Data listing »
☆ ☆ ☆

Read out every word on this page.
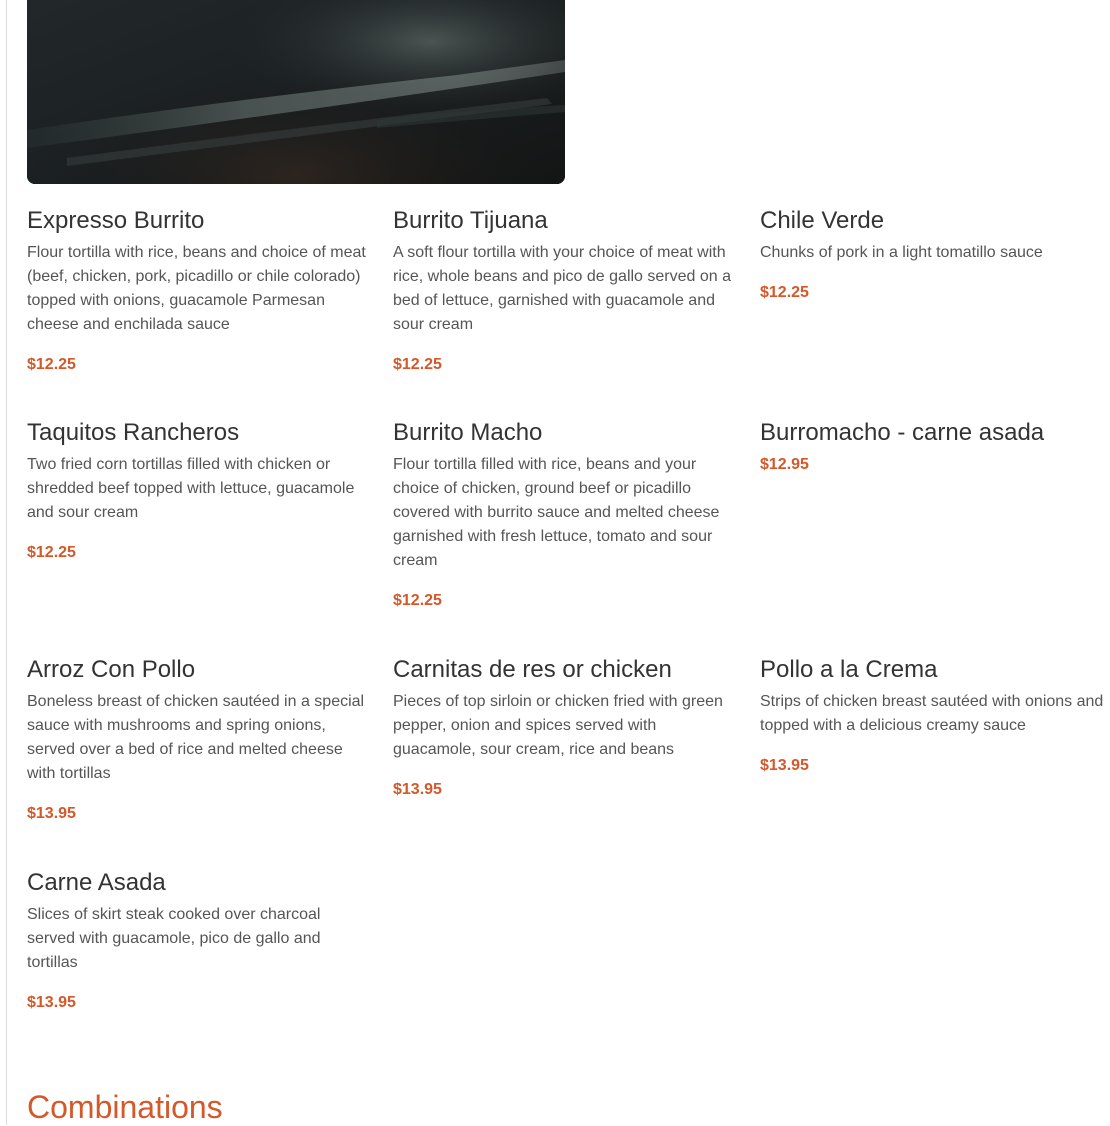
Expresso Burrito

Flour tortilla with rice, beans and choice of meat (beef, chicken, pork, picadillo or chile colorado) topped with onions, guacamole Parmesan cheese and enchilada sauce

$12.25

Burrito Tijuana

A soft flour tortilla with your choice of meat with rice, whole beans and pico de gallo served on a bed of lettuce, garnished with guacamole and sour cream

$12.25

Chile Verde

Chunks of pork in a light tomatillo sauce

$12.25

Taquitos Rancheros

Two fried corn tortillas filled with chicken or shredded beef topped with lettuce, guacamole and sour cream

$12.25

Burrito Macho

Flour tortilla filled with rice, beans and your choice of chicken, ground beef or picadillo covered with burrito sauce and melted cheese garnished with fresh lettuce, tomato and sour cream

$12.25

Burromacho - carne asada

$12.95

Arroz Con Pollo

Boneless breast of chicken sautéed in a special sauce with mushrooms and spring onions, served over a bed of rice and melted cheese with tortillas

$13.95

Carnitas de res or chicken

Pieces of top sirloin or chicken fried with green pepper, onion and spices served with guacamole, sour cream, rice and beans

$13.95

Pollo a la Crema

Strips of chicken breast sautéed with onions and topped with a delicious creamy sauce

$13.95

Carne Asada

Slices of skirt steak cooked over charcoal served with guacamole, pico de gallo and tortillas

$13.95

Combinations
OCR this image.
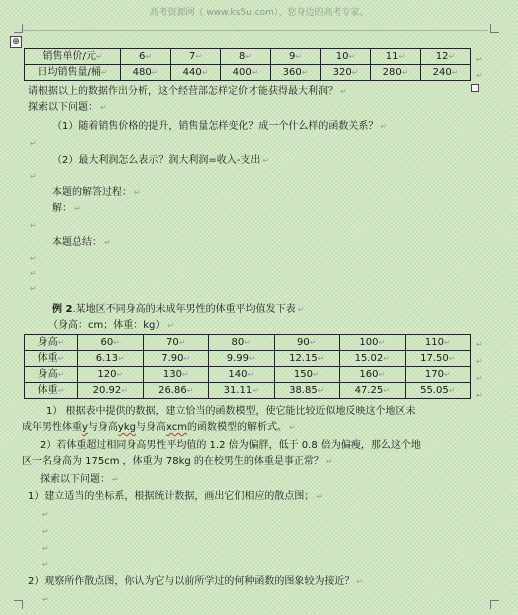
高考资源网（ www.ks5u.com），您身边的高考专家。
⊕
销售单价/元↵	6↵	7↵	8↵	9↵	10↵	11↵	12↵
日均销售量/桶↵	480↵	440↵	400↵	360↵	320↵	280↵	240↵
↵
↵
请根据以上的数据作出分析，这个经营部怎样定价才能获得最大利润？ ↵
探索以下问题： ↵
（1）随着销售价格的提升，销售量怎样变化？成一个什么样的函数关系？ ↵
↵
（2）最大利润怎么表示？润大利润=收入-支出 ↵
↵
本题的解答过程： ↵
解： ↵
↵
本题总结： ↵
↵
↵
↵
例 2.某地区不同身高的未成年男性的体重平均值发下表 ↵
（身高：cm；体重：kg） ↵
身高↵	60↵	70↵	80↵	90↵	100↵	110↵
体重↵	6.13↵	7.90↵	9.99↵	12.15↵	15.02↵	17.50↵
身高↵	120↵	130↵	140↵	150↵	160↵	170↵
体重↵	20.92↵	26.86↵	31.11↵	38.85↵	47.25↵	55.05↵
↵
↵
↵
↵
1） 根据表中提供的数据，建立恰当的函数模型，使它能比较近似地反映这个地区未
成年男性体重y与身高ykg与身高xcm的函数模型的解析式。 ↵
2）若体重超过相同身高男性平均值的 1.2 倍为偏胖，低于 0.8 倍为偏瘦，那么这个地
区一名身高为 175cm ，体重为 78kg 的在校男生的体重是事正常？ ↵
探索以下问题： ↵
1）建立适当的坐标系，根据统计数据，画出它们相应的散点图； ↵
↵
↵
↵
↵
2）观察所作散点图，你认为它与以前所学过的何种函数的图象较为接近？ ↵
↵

☆ ☆ ☆

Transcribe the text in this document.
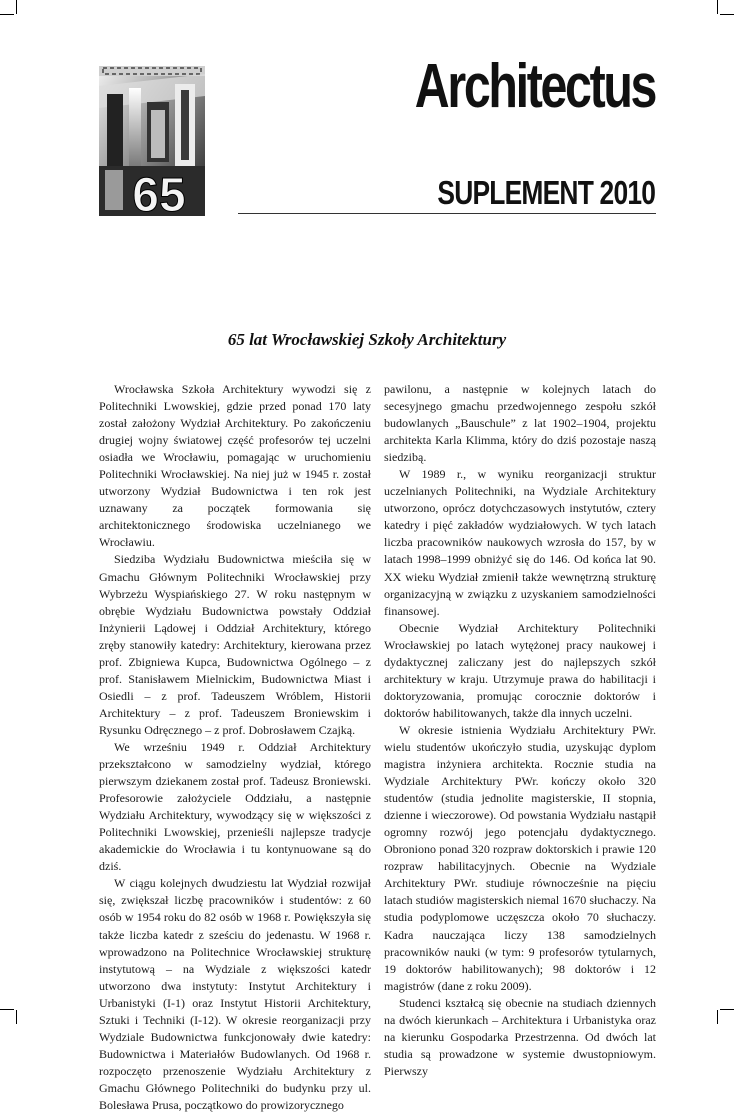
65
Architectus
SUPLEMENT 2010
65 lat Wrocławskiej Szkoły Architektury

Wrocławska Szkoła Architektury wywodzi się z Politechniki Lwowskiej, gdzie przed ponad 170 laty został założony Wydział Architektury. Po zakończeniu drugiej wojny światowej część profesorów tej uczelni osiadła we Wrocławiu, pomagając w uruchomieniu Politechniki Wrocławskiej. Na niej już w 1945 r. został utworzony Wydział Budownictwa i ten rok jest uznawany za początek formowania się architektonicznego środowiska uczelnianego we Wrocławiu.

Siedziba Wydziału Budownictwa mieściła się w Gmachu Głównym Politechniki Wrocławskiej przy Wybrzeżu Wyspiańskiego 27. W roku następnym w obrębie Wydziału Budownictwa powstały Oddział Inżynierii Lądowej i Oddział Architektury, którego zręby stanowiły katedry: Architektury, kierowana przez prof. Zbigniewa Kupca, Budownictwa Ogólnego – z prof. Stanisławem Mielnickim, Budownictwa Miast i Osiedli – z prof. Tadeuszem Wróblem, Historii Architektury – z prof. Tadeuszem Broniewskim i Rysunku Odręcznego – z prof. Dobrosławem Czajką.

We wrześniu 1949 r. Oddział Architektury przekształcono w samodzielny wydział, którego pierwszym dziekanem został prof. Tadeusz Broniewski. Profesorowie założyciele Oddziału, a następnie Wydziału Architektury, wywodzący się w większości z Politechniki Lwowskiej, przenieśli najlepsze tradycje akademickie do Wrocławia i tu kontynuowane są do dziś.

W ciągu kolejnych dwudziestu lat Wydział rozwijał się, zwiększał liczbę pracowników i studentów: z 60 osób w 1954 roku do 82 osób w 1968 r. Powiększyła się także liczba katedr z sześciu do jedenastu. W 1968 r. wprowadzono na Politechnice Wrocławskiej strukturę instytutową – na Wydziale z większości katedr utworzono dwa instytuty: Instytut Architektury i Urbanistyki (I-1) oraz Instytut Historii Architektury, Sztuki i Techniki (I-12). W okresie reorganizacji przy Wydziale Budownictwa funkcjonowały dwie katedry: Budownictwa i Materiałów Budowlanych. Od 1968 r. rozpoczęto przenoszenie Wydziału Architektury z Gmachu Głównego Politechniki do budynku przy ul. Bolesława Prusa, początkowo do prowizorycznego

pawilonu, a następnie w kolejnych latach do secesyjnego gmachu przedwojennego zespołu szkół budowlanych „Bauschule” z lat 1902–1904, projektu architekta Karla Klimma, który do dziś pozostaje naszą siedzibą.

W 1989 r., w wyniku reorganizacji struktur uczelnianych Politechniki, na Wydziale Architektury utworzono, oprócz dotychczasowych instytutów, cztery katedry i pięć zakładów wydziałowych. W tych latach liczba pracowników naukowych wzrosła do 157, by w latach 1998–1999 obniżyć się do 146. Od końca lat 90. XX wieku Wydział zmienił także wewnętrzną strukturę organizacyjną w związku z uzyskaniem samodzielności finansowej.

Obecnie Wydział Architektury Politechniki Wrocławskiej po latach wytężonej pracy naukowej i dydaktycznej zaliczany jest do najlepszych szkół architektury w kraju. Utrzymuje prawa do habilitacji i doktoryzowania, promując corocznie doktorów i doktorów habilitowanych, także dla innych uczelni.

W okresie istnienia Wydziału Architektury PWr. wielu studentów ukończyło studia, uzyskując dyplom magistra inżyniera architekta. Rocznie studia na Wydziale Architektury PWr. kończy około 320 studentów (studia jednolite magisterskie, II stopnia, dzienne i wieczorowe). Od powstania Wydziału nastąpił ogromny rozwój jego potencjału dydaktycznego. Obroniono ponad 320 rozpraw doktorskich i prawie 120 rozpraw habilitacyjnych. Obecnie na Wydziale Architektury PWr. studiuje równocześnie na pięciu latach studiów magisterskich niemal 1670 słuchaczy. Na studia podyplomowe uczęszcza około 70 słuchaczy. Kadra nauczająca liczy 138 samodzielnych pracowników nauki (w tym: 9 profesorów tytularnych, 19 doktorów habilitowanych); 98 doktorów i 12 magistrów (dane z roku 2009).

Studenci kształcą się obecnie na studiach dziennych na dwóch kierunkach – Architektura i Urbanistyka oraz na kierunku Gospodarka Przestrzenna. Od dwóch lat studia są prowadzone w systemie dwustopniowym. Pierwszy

☆ ☆ ☆

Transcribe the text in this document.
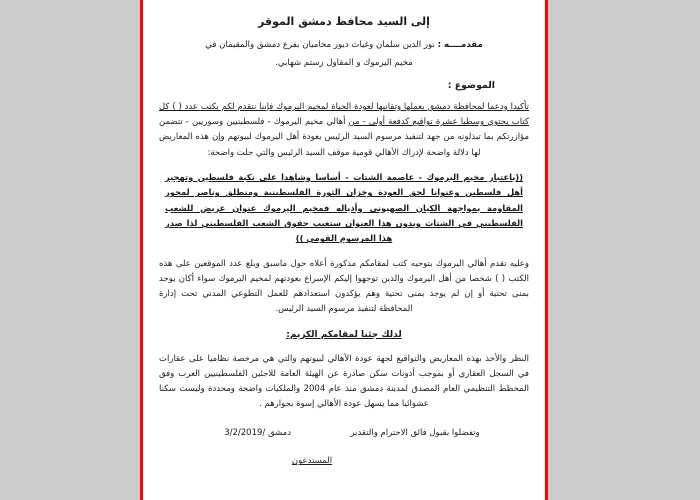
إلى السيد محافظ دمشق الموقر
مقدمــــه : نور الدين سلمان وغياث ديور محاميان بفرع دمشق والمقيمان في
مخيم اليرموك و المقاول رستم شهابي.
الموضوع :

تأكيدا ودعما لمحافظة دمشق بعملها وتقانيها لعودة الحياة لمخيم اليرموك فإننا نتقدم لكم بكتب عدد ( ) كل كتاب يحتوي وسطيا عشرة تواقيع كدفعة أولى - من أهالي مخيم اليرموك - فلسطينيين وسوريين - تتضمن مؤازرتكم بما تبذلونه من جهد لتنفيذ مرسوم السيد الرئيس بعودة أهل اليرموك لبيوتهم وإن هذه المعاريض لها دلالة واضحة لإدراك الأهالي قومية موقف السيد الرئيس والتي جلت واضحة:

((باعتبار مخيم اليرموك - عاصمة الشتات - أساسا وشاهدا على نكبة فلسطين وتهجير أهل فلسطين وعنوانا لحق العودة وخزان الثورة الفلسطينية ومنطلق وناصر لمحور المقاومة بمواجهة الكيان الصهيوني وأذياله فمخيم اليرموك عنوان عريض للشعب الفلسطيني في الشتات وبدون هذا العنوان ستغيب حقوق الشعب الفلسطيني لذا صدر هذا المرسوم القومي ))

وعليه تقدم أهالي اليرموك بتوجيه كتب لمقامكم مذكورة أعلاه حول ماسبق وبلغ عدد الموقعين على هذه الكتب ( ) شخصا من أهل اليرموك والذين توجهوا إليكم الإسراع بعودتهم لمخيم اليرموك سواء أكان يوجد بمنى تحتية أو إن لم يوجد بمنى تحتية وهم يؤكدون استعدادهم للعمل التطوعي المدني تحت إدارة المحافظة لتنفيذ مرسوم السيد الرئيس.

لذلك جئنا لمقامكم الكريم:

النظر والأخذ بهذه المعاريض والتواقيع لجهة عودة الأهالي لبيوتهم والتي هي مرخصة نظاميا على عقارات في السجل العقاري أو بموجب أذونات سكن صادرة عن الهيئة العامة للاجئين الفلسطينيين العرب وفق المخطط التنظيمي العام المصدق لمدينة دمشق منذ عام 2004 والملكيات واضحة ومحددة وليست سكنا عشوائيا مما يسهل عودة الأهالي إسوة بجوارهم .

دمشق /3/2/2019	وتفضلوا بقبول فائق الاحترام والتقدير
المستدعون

☆ ☆ ☆

Aim » Read through the lines above and collect those that contain the string "beef".

Result for this exercise »
Flour tortilla with rice, beans and choice of meat (beef, chicken, pork, picadillo or chile colorado) topped with onions, guacamole Parmesan cheese and enchilada sauce
Two fried corn tortillas filled with chicken or shredded beef topped with lettuce, guacamole and sour cream
Flour tortilla filled with rice, beans and your choice of chicken, ground beef or picadillo covered with burrito sauce and melted cheese garnished with fresh lettuce, tomato and sour cream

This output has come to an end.